INSTRUCTIONS TO FOLLOW.
Present each line of the entries below that holds the word "http".

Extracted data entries
** Begin **

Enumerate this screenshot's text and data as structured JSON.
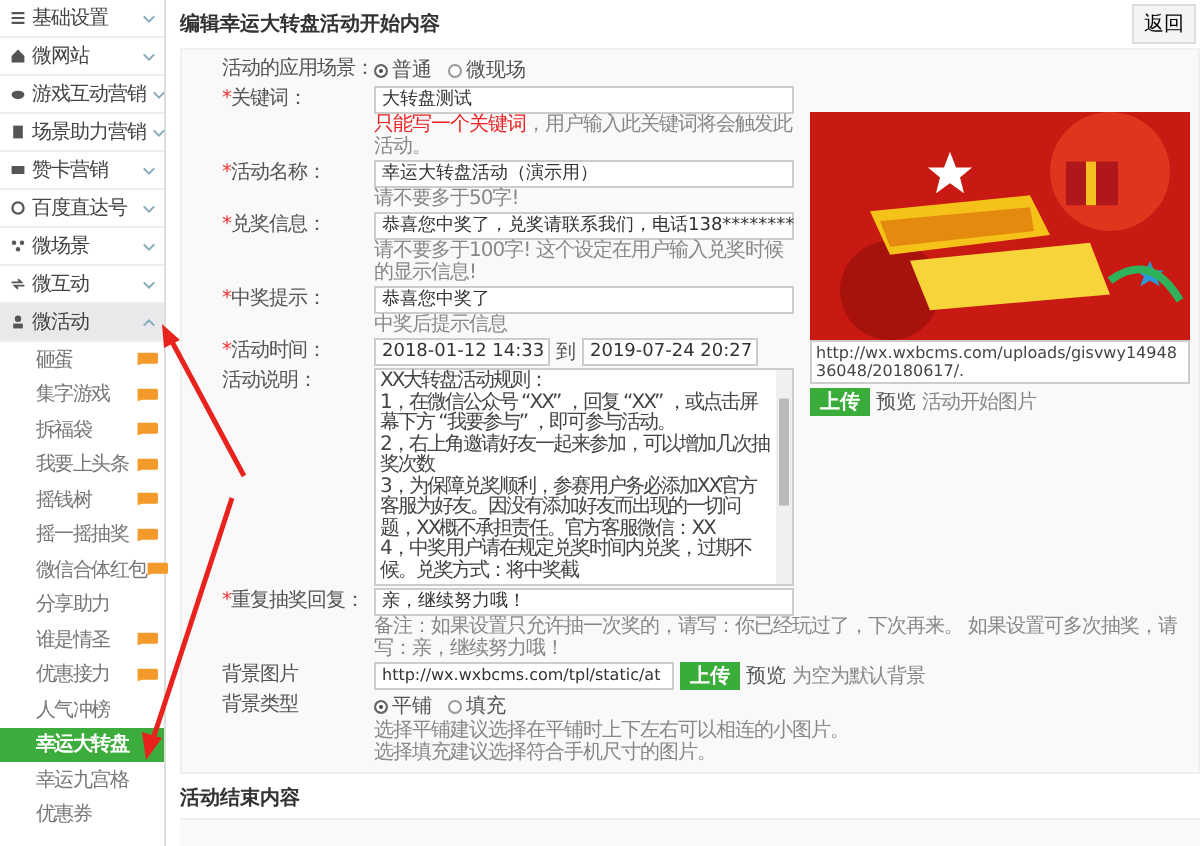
{
  "sidebar": {
    "items": [
      {
        "label": "基础设置",
        "expanded": false
      },
      {
        "label": "微网站",
        "expanded": false
      },
      {
        "label": "游戏互动营销",
        "expanded": false
      },
      {
        "label": "场景助力营销",
        "expanded": false
      },
      {
        "label": "赞卡营销",
        "expanded": false
      },
      {
        "label": "百度直达号",
        "expanded": false
      },
      {
        "label": "微场景",
        "expanded": false
      },
      {
        "label": "微互动",
        "expanded": false
      },
      {
        "label": "微活动",
        "expanded": true,
        "children": [
          {
            "label": "砸蛋",
            "hot": true,
            "selected": false
          },
          {
            "label": "集字游戏",
            "hot": true,
            "selected": false
          },
          {
            "label": "拆福袋",
            "hot": true,
            "selected": false
          },
          {
            "label": "我要上头条",
            "hot": true,
            "selected": false
          },
          {
            "label": "摇钱树",
            "hot": true,
            "selected": false
          },
          {
            "label": "摇一摇抽奖",
            "hot": true,
            "selected": false
          },
          {
            "label": "微信合体红包",
            "hot": true,
            "selected": false
          },
          {
            "label": "分享助力",
            "hot": false,
            "selected": false
          },
          {
            "label": "谁是情圣",
            "hot": true,
            "selected": false
          },
          {
            "label": "优惠接力",
            "hot": true,
            "selected": false
          },
          {
            "label": "人气冲榜",
            "hot": false,
            "selected": false
          },
          {
            "label": "幸运大转盘",
            "hot": false,
            "selected": true
          },
          {
            "label": "幸运九宫格",
            "hot": false,
            "selected": false
          },
          {
            "label": "优惠券",
            "hot": false,
            "selected": false
          }
        ]
      }
    ]
  },
  "main": {
    "title": "编辑幸运大转盘活动开始内容",
    "back_button": "返回",
    "fields": [
      {
        "kind": "radio",
        "label": "活动的应用场景：",
        "options": [
          {
            "label": "普通",
            "selected": true
          },
          {
            "label": "微现场",
            "selected": false
          }
        ]
      },
      {
        "kind": "text",
        "marker": "*",
        "label": "关键词：",
        "value": "大转盘测试",
        "warning": "只能写一个关键词",
        "hint": "，用户输入此关键词将会触发此活动。"
      },
      {
        "kind": "text",
        "marker": "*",
        "label": "活动名称：",
        "value": "幸运大转盘活动（演示用）",
        "hint": "请不要多于50字!"
      },
      {
        "kind": "text",
        "marker": "*",
        "label": "兑奖信息：",
        "value": "恭喜您中奖了，兑奖请联系我们，电话138********",
        "hint": "请不要多于100字! 这个设定在用户输入兑奖时候的显示信息!"
      },
      {
        "kind": "text",
        "marker": "*",
        "label": "中奖提示：",
        "value": "恭喜您中奖了",
        "hint": "中奖后提示信息"
      },
      {
        "kind": "date_range",
        "marker": "*",
        "label": "活动时间：",
        "start": "2018-01-12 14:33",
        "separator": "到",
        "end": "2019-07-24 20:27"
      },
      {
        "kind": "textarea",
        "label": "活动说明：",
        "lines": [
          "XX大转盘活动规则：",
          "1，在微信公众号 “XX” ，回复 “XX” ，或点击屏幕下方 “我要参与” ，即可参与活动。",
          "2，右上角邀请好友一起来参加，可以增加几次抽奖次数",
          "3，为保障兑奖顺利，参赛用户务必添加XX官方客服为好友。因没有添加好友而出现的一切问题，XX概不承担责任。官方客服微信：XX",
          "4，中奖用户请在规定兑奖时间内兑奖，过期不候。兑奖方式：将中奖截"
        ]
      },
      {
        "kind": "text",
        "marker": "*",
        "label": "重复抽奖回复：",
        "value": "亲，继续努力哦！",
        "hint": "备注：如果设置只允许抽一次奖的，请写：你已经玩过了，下次再来。 如果设置可多次抽奖，请写：亲，继续努力哦！"
      },
      {
        "kind": "upload",
        "label": "背景图片",
        "value": "http://wx.wxbcms.com/tpl/static/at",
        "button": "上传",
        "preview": "预览",
        "hint": "为空为默认背景"
      },
      {
        "kind": "radio",
        "label": "背景类型",
        "options": [
          {
            "label": "平铺",
            "selected": true
          },
          {
            "label": "填充",
            "selected": false
          }
        ],
        "notes": [
          "选择平铺建议选择在平铺时上下左右可以相连的小图片。",
          "选择填充建议选择符合手机尺寸的图片。"
        ]
      }
    ],
    "image": {
      "kind": "picture",
      "url": "http://wx.wxbcms.com/uploads/gisvwy1494836048/20180617/.",
      "button": "上传",
      "preview": "预览",
      "hint": "活动开始图片"
    },
    "end_section": {
      "title": "活动结束内容"
    }
  }
}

** End **

WRITTEN ANSWER.
        "value": "http://wx.wxbcms.com/tpl/static/at",
      "url": "http://wx.wxbcms.com/uploads/gisvwy1494836048/20180617/.",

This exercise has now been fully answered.